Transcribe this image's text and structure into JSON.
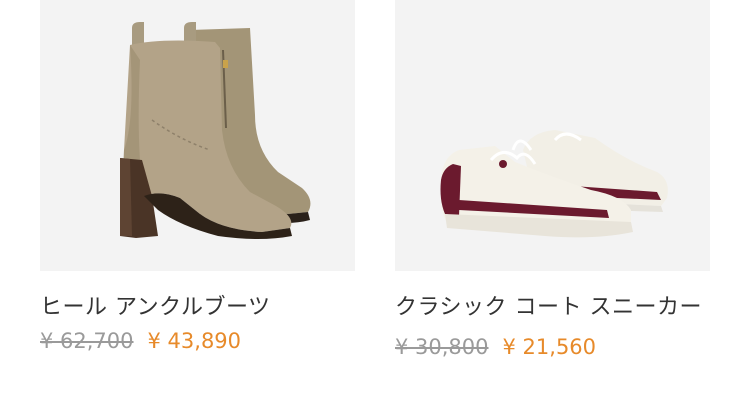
{
  "products": [
    {
      "name": "ヒール アンクルブーツ",
      "original_price": "¥ 62,700",
      "sale_price": "¥ 43,890",
      "image_icon": "ankle-boot-icon"
    },
    {
      "name": "クラシック コート スニーカー",
      "original_price": "¥ 30,800",
      "sale_price": "¥ 21,560",
      "image_icon": "sneaker-icon"
    }
  ],
  "colors": {
    "sale_price": "#e78a2a",
    "original_price": "#9a9a9a",
    "image_background": "#f3f3f3"
  }
}
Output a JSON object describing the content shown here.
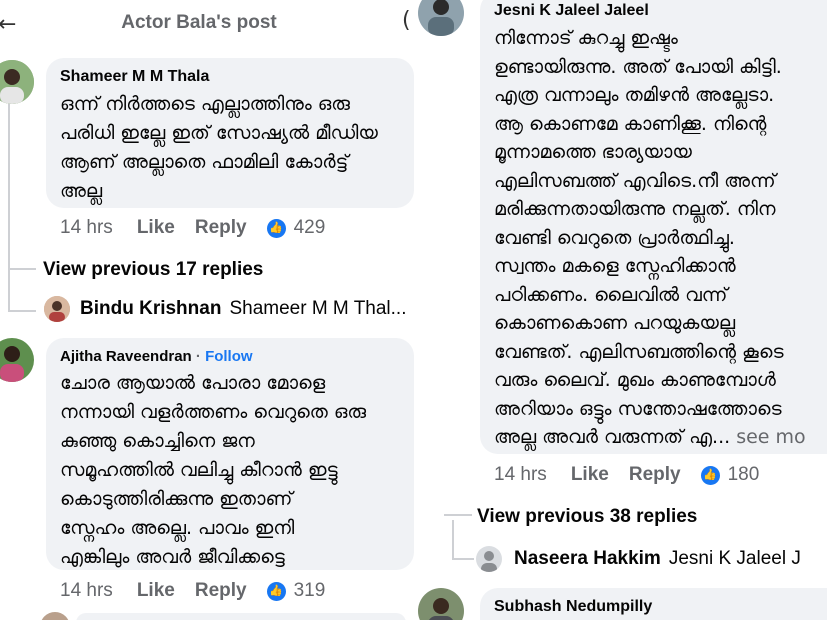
{
  "header": {
    "back_icon": "←",
    "title": "Actor Bala's post",
    "cut_icon": "("
  },
  "left": {
    "comment1": {
      "author": "Shameer M M Thala",
      "text": "ഒന്ന് നിർത്തടെ എല്ലാത്തിനും ഒരു\nപരിധി ഇല്ലേ ഇത് സോഷ്യൽ മീഡിയ\nആണ് അല്ലാതെ ഫാമിലി കോർട്ട്\nഅല്ല",
      "time": "14 hrs",
      "like": "Like",
      "reply": "Reply",
      "reactions": "429"
    },
    "view_previous": "View previous 17 replies",
    "reply_preview": {
      "name": "Bindu Krishnan",
      "text": "Shameer M M Thal..."
    },
    "comment2": {
      "author": "Ajitha Raveendran",
      "separator": "·",
      "follow": "Follow",
      "text": "ചോര ആയാൽ പോരാ മോളെ\nനന്നായി വളർത്തണം വെറുതെ ഒരു\nകുഞ്ഞു കൊച്ചിനെ ജന\nസമൂഹത്തിൽ വലിച്ചു കീറാൻ ഇട്ടു\nകൊടുത്തിരിക്കുന്നു ഇതാണ്\nസ്നേഹം അല്ലെ. പാവം ഇനി\nഎങ്കിലും അവർ ജീവിക്കട്ടെ",
      "time": "14 hrs",
      "like": "Like",
      "reply": "Reply",
      "reactions": "319"
    }
  },
  "right": {
    "comment1": {
      "author": "Jesni K Jaleel Jaleel",
      "text": "നിന്നോട് കുറച്ചു ഇഷ്ടം\nഉണ്ടായിരുന്നു. അത് പോയി കിട്ടി.\nഎത്ര വന്നാലും തമിഴൻ അല്ലേടാ.\nആ കൊണമേ കാണിക്കൂ. നിന്റെ\nമൂന്നാമത്തെ ഭാര്യയായ\nഎലിസബത്ത് എവിടെ.നീ അന്ന്\nമരിക്കുന്നതായിരുന്നു നല്ലത്. നിന\nവേണ്ടി വെറുതെ പ്രാർത്ഥിച്ചു.\nസ്വന്തം മകളെ സ്നേഹിക്കാൻ\nപഠിക്കണം. ലൈവിൽ വന്ന്\nകൊണകൊണ പറയുകയല്ല\nവേണ്ടത്. എലിസബത്തിന്റെ കൂടെ\nവരും ലൈവ്. മുഖം കാണുമ്പോൾ\nഅറിയാം ഒട്ടും സന്തോഷത്തോടെ\nഅല്ല അവർ വരുന്നത് എ...",
      "see_more": "see mo",
      "time": "14 hrs",
      "like": "Like",
      "reply": "Reply",
      "reactions": "180"
    },
    "view_previous": "View previous 38 replies",
    "reply_preview": {
      "name": "Naseera Hakkim",
      "text": "Jesni K Jaleel J"
    },
    "comment2": {
      "author": "Subhash Nedumpilly"
    }
  },
  "colors": {
    "bubble": "#f0f2f5",
    "meta": "#65676b",
    "brand": "#1877f2"
  }
}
******************************
◆ TASK TO COMPLETE
Which lines hold the word "author"? Copy each of them from the records.

◆ EXPECTED ANSWER
      "author": "Shameer M M Thala",
      "author": "Ajitha Raveendran",
      "author": "Jesni K Jaleel Jaleel",
      "author": "Subhash Nedumpilly"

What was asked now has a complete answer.